[Start Selected extract]

The facts behind energy transition are so staggeringly counter to common sense that the only way to achieve them is by force, and the only path ahead is failure.

I was going to wrap this eventful year with a nice little post of gratitude  but, as usual, the news flow has forced me to revise my plans. So much has happened in the last week days failing to report on it would be a real shame. You may want to put down the hot beverage or, then again, not put it down, you’re the master of you.

A few years ago, during some election campaign or other — we’ve had so many it’s hard to keep track — one of the most popular parties in Bulgaria chose as its slogan “Work, work, work!” Naturally, the slogan became the butt of many jokes almost immediately.

More recently, we were graced with the “Fight! Fight! Fight!” adage from the Trump campaign that was nowhere near as amusing. It also worked. Meanwhile, the transition army is moving fast towards a “Force! Force! Force!” stage in its efforts to keep the green ball rolling.

Consider the latest gem from the International Energy Agency, out this week. The press release for the report was headlined Global coal demand is set to plateau through 2027, with the subheader summary stating that “New IEA report finds that strong deployment of renewables is set to curb growth in coal use even as electricity demand surges, with China – the world’s biggest coal consumer – remaining pivotal.”

[End Selected extract]

■ Requirement A: In the rows, take the lines from the one with "end-date-picker[interactable] bbox=[629, 412, 728, 444]" up to and including the one with "alibaba-cloud-logo[interactable]: Alibaba Cloud", and change "date-range-dash" to "date-separator", leaving everything else as it is. Give back only those lines.
The text and the rows have nothing to do with each other.

[Start Records provided]

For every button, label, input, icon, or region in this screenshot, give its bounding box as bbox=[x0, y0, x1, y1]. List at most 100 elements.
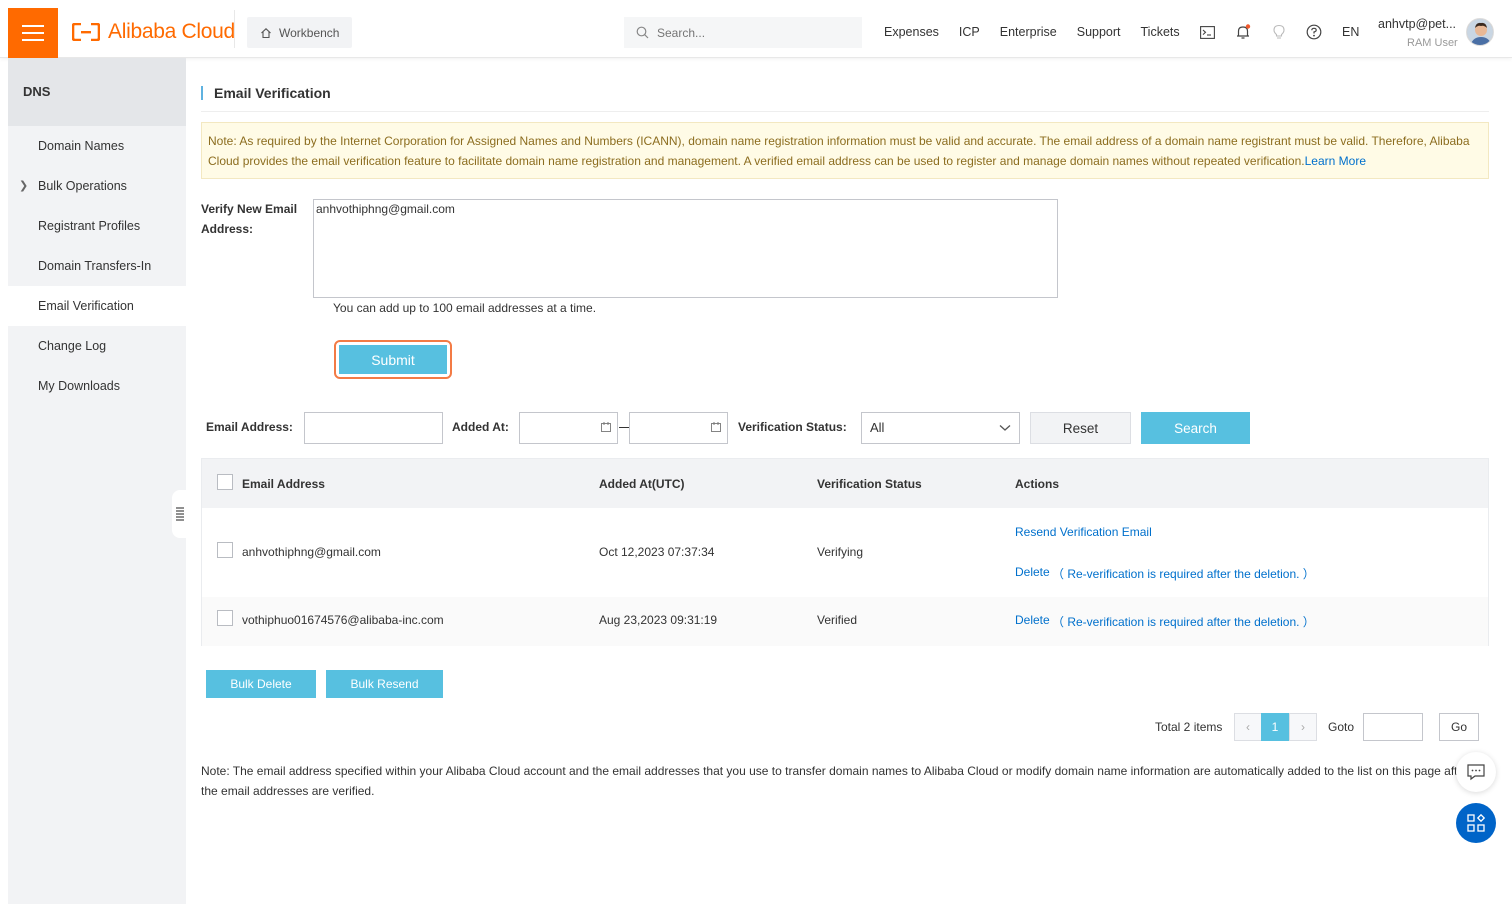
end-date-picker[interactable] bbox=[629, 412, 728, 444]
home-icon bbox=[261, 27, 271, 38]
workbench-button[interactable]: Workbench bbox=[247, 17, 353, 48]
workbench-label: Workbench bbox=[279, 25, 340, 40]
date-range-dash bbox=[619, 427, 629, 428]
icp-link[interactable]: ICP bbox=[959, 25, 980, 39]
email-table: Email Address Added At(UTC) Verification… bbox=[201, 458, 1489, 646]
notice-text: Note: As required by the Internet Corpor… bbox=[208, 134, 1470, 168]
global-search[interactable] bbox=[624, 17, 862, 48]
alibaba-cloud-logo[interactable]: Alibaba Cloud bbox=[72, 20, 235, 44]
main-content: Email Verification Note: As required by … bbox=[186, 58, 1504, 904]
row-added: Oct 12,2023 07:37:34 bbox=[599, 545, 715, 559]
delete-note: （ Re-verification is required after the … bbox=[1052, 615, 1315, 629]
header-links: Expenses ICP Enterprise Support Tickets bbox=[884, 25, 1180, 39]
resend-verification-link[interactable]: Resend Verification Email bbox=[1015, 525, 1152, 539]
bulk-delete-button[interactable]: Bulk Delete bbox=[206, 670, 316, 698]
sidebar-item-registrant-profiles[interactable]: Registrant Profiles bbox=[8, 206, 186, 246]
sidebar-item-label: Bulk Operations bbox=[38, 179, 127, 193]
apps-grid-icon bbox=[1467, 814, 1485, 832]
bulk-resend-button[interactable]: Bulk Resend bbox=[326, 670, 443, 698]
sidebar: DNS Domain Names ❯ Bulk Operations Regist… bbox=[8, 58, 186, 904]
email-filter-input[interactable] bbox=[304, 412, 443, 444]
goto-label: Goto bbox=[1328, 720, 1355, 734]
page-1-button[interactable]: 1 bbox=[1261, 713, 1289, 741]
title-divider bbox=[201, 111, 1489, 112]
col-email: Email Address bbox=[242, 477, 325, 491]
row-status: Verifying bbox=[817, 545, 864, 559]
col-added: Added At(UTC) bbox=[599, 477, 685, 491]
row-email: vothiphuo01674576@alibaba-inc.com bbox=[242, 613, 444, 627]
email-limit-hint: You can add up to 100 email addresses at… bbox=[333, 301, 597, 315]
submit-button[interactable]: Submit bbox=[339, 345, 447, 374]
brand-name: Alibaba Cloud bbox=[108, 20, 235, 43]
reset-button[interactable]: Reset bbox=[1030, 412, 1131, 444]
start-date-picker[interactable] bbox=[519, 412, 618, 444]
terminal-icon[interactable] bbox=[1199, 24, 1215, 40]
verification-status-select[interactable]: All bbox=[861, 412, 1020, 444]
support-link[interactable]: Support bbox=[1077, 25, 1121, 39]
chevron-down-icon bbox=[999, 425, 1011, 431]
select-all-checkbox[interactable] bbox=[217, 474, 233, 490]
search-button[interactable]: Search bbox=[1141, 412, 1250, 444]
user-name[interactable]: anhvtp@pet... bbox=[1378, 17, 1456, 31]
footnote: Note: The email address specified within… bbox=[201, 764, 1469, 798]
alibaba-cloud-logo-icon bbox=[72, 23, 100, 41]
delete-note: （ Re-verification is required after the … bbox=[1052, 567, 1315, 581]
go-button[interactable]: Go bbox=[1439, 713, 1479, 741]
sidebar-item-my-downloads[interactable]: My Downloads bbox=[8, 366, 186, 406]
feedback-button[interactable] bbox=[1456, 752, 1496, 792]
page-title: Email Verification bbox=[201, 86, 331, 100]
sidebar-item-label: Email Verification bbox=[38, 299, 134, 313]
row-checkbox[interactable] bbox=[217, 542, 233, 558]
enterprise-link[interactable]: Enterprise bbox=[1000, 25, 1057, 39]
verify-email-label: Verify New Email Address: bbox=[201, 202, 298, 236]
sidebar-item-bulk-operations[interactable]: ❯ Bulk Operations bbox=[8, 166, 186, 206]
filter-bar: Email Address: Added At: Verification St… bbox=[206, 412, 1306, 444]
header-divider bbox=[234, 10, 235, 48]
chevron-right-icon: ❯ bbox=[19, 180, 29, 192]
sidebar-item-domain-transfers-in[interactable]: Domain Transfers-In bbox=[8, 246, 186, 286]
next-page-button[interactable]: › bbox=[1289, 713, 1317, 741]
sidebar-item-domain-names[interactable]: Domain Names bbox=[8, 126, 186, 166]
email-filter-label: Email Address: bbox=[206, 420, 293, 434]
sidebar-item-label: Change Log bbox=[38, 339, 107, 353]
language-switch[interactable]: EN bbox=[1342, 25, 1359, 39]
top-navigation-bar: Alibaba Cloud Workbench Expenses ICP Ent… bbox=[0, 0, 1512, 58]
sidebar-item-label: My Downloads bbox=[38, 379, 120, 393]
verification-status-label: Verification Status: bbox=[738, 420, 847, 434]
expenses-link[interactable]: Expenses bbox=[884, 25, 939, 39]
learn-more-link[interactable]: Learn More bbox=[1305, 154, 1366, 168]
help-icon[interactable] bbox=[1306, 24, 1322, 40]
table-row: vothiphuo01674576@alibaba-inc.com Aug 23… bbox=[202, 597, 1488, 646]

[End Records provided]

■ Requirement B: According to the energy transition piece, what slogan did one of the most popular parties in Bulgaria choose during an election campaign?

■ Task output A:
end-date-picker[interactable] bbox=[629, 412, 728, 444]
home-icon bbox=[261, 27, 271, 38]
workbench-button[interactable]: Workbench bbox=[247, 17, 353, 48]
workbench-label: Workbench bbox=[279, 25, 340, 40]
date-separator bbox=[619, 427, 629, 428]
icp-link[interactable]: ICP bbox=[959, 25, 980, 39]
email-table: Email Address Added At(UTC) Verification… bbox=[201, 458, 1489, 646]
notice-text: Note: As required by the Internet Corpor… bbox=[208, 134, 1470, 168]
global-search[interactable] bbox=[624, 17, 862, 48]
alibaba-cloud-logo[interactable]: Alibaba Cloud bbox=[72, 20, 235, 44]

■ Task output B: "Work, work, work!"